*Records for this exercise*
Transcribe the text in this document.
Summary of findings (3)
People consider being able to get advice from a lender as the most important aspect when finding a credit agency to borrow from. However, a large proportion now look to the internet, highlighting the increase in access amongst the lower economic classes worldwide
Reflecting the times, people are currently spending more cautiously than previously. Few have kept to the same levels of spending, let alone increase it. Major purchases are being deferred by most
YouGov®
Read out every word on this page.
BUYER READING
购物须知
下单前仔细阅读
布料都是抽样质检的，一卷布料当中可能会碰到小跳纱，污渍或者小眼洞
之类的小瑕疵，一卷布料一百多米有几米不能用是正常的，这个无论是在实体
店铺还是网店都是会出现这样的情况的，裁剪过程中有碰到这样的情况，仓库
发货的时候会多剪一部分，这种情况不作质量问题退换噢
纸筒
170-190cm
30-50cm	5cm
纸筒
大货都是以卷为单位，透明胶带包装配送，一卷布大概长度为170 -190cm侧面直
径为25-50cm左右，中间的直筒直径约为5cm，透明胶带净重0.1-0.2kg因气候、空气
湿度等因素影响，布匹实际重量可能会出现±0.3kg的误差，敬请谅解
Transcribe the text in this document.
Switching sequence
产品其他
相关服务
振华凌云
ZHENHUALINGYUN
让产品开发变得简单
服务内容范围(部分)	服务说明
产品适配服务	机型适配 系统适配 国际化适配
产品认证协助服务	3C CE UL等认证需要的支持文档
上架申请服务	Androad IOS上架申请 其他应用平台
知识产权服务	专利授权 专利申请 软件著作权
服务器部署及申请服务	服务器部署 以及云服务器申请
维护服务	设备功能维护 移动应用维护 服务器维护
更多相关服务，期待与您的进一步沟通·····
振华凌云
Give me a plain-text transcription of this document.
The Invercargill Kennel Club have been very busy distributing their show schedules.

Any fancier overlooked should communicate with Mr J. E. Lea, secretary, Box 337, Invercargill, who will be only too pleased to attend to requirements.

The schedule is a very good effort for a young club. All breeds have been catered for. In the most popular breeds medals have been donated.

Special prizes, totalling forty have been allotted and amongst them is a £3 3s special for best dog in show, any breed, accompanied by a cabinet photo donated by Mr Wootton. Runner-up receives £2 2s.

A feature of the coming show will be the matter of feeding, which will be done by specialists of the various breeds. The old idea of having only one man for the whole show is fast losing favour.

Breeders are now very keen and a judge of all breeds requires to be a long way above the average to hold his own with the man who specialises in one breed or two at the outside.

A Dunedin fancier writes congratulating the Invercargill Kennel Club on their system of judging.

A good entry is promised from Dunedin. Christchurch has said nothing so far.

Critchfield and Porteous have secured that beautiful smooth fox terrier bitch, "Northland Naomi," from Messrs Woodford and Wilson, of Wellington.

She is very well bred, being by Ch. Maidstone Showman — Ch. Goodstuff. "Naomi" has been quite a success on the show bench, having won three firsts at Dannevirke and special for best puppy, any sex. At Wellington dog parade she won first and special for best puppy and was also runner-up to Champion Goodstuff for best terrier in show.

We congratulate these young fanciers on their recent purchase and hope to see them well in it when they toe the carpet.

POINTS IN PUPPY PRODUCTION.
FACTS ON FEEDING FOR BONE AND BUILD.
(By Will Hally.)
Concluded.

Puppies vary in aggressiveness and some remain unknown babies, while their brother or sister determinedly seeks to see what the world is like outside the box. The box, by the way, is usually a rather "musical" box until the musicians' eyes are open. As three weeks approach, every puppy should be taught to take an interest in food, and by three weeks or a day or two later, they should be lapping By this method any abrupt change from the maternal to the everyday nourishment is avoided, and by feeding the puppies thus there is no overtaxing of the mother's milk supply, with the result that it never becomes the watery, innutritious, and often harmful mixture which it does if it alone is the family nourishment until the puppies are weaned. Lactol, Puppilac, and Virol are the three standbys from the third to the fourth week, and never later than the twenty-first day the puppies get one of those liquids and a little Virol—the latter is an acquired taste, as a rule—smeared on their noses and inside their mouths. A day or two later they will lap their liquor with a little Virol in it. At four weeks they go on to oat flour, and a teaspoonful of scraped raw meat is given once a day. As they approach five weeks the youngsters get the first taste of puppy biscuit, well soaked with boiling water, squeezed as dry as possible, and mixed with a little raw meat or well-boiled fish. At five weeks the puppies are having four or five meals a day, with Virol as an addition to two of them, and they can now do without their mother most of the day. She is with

*Your goal*
From the listing above, extract every line exactly as it stands.

*Task response*
Transcribe the text in this document.
Summary of findings (3)
People consider being able to get advice from a lender as the most important aspect when finding a credit agency to borrow from. However, a large proportion now look to the internet, highlighting the increase in access amongst the lower economic classes worldwide
Reflecting the times, people are currently spending more cautiously than previously. Few have kept to the same levels of spending, let alone increase it. Major purchases are being deferred by most
YouGov®
Read out every word on this page.
BUYER READING
购物须知
下单前仔细阅读
布料都是抽样质检的，一卷布料当中可能会碰到小跳纱，污渍或者小眼洞
之类的小瑕疵，一卷布料一百多米有几米不能用是正常的，这个无论是在实体
店铺还是网店都是会出现这样的情况的，裁剪过程中有碰到这样的情况，仓库
发货的时候会多剪一部分，这种情况不作质量问题退换噢
纸筒
170-190cm
30-50cm	5cm
纸筒
大货都是以卷为单位，透明胶带包装配送，一卷布大概长度为170 -190cm侧面直
径为25-50cm左右，中间的直筒直径约为5cm，透明胶带净重0.1-0.2kg因气候、空气
湿度等因素影响，布匹实际重量可能会出现±0.3kg的误差，敬请谅解
Transcribe the text in this document.
Switching sequence
产品其他
相关服务
振华凌云
ZHENHUALINGYUN
让产品开发变得简单
服务内容范围(部分)	服务说明
产品适配服务	机型适配 系统适配 国际化适配
产品认证协助服务	3C CE UL等认证需要的支持文档
上架申请服务	Androad IOS上架申请 其他应用平台
知识产权服务	专利授权 专利申请 软件著作权
服务器部署及申请服务	服务器部署 以及云服务器申请
维护服务	设备功能维护 移动应用维护 服务器维护
更多相关服务，期待与您的进一步沟通·····
振华凌云
Give me a plain-text transcription of this document.
The Invercargill Kennel Club have been very busy distributing their show schedules.

Any fancier overlooked should communicate with Mr J. E. Lea, secretary, Box 337, Invercargill, who will be only too pleased to attend to requirements.

The schedule is a very good effort for a young club. All breeds have been catered for. In the most popular breeds medals have been donated.

Special prizes, totalling forty have been allotted and amongst them is a £3 3s special for best dog in show, any breed, accompanied by a cabinet photo donated by Mr Wootton. Runner-up receives £2 2s.

A feature of the coming show will be the matter of feeding, which will be done by specialists of the various breeds. The old idea of having only one man for the whole show is fast losing favour.

Breeders are now very keen and a judge of all breeds requires to be a long way above the average to hold his own with the man who specialises in one breed or two at the outside.

A Dunedin fancier writes congratulating the Invercargill Kennel Club on their system of judging.

A good entry is promised from Dunedin. Christchurch has said nothing so far.

Critchfield and Porteous have secured that beautiful smooth fox terrier bitch, "Northland Naomi," from Messrs Woodford and Wilson, of Wellington.

She is very well bred, being by Ch. Maidstone Showman — Ch. Goodstuff. "Naomi" has been quite a success on the show bench, having won three firsts at Dannevirke and special for best puppy, any sex. At Wellington dog parade she won first and special for best puppy and was also runner-up to Champion Goodstuff for best terrier in show.

We congratulate these young fanciers on their recent purchase and hope to see them well in it when they toe the carpet.

POINTS IN PUPPY PRODUCTION.
FACTS ON FEEDING FOR BONE AND BUILD.
(By Will Hally.)
Concluded.

Puppies vary in aggressiveness and some remain unknown babies, while their brother or sister determinedly seeks to see what the world is like outside the box. The box, by the way, is usually a rather "musical" box until the musicians' eyes are open. As three weeks approach, every puppy should be taught to take an interest in food, and by three weeks or a day or two later, they should be lapping By this method any abrupt change from the maternal to the everyday nourishment is avoided, and by feeding the puppies thus there is no overtaxing of the mother's milk supply, with the result that it never becomes the watery, innutritious, and often harmful mixture which it does if it alone is the family nourishment until the puppies are weaned. Lactol, Puppilac, and Virol are the three standbys from the third to the fourth week, and never later than the twenty-first day the puppies get one of those liquids and a little Virol—the latter is an acquired taste, as a rule—smeared on their noses and inside their mouths. A day or two later they will lap their liquor with a little Virol in it. At four weeks they go on to oat flour, and a teaspoonful of scraped raw meat is given once a day. As they approach five weeks the youngsters get the first taste of puppy biscuit, well soaked with boiling water, squeezed as dry as possible, and mixed with a little raw meat or well-boiled fish. At five weeks the puppies are having four or five meals a day, with Virol as an addition to two of them, and they can now do without their mother most of the day. She is with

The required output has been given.